INPUT:
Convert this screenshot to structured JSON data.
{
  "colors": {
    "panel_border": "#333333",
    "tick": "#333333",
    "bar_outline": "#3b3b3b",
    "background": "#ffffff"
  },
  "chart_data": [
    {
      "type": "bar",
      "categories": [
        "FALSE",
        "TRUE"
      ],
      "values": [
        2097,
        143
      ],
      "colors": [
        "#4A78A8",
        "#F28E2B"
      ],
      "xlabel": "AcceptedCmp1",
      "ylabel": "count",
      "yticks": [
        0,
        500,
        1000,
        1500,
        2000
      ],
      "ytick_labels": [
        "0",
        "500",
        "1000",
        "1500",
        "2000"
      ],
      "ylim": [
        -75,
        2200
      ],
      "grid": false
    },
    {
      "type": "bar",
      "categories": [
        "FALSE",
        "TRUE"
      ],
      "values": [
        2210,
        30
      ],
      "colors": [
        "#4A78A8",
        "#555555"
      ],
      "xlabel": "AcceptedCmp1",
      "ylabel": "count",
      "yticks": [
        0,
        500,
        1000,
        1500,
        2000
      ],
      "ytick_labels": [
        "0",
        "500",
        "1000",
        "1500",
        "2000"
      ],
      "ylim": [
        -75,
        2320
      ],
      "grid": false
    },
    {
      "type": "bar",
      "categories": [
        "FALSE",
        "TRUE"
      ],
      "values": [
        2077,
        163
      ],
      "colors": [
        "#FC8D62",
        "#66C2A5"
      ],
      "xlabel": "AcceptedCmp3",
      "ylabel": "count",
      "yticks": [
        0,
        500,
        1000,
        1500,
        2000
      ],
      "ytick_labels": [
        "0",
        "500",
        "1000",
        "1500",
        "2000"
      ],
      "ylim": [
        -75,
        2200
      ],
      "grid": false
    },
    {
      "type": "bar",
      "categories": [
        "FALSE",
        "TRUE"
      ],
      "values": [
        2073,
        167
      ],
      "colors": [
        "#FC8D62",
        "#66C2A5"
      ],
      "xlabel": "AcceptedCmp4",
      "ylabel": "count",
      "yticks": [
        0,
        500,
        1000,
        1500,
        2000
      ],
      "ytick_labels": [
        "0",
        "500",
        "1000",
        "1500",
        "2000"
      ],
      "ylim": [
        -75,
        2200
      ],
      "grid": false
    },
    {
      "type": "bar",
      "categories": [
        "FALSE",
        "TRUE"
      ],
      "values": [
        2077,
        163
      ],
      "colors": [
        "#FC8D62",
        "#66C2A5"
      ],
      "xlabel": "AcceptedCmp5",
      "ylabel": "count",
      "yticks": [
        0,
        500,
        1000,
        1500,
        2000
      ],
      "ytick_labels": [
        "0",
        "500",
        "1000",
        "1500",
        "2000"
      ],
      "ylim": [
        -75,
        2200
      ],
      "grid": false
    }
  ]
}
* * *
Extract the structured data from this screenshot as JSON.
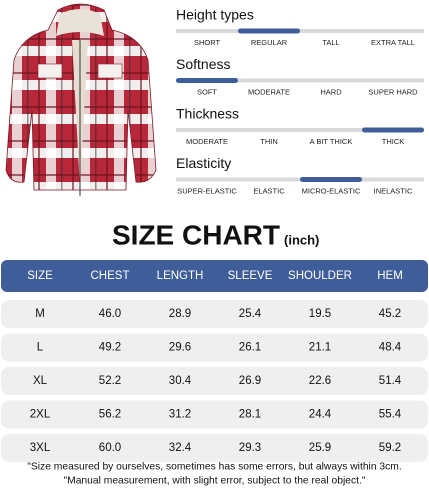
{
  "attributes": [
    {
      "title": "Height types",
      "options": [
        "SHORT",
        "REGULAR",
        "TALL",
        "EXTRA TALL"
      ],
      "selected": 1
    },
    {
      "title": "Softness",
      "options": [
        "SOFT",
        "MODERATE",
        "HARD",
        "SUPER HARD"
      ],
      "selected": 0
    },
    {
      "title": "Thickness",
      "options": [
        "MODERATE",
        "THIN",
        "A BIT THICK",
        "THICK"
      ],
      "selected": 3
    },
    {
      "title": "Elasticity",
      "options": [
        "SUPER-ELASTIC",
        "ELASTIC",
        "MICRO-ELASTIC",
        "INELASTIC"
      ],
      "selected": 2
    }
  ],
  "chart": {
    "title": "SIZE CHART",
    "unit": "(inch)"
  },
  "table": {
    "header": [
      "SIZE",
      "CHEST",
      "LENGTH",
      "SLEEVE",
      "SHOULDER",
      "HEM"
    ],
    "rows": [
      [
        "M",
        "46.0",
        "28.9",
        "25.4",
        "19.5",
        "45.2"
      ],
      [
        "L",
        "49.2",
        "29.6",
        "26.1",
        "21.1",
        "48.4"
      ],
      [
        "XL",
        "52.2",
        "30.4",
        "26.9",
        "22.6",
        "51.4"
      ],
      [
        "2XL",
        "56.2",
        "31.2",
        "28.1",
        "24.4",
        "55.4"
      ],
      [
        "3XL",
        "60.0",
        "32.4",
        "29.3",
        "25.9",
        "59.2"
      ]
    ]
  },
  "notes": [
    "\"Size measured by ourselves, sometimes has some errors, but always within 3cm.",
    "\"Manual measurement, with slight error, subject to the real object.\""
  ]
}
...
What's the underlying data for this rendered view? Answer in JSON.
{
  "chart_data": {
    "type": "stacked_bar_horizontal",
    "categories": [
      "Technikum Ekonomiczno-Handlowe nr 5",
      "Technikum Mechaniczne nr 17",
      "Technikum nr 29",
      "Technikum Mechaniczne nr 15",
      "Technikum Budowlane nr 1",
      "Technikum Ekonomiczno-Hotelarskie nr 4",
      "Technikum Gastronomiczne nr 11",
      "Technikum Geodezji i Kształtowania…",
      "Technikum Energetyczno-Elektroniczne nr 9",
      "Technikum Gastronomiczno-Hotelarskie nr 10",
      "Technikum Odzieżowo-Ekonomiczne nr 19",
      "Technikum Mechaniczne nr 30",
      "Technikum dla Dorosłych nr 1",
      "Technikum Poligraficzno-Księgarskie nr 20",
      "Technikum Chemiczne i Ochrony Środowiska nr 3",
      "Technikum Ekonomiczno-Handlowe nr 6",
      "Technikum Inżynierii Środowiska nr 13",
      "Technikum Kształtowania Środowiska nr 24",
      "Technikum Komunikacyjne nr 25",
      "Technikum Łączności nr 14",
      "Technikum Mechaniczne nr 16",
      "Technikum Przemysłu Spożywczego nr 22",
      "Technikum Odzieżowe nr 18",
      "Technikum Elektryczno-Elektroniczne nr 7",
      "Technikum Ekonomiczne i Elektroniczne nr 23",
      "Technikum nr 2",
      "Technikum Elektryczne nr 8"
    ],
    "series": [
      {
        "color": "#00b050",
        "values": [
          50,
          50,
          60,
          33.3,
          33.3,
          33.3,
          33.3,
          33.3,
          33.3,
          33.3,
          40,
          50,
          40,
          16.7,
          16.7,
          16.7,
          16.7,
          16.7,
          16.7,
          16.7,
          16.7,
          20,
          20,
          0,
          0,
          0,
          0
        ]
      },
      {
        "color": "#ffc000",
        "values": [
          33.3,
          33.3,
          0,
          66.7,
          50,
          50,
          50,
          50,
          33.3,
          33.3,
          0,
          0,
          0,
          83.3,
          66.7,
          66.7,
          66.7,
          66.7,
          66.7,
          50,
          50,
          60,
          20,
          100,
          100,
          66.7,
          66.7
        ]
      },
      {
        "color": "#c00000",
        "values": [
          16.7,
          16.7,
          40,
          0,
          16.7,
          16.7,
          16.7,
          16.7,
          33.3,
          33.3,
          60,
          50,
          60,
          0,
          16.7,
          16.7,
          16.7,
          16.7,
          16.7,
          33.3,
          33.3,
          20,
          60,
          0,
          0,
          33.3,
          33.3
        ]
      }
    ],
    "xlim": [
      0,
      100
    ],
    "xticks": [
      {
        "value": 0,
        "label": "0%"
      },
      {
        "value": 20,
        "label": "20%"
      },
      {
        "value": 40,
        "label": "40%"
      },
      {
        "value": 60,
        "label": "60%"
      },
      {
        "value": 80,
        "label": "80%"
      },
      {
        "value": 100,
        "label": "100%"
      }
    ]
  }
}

STATED TASK:
Your task is to gather all lines from the entries above that hold the word "structured".

ANSWER BELOW:
Convert this screenshot to structured JSON data.
Extract the structured data from this screenshot as JSON.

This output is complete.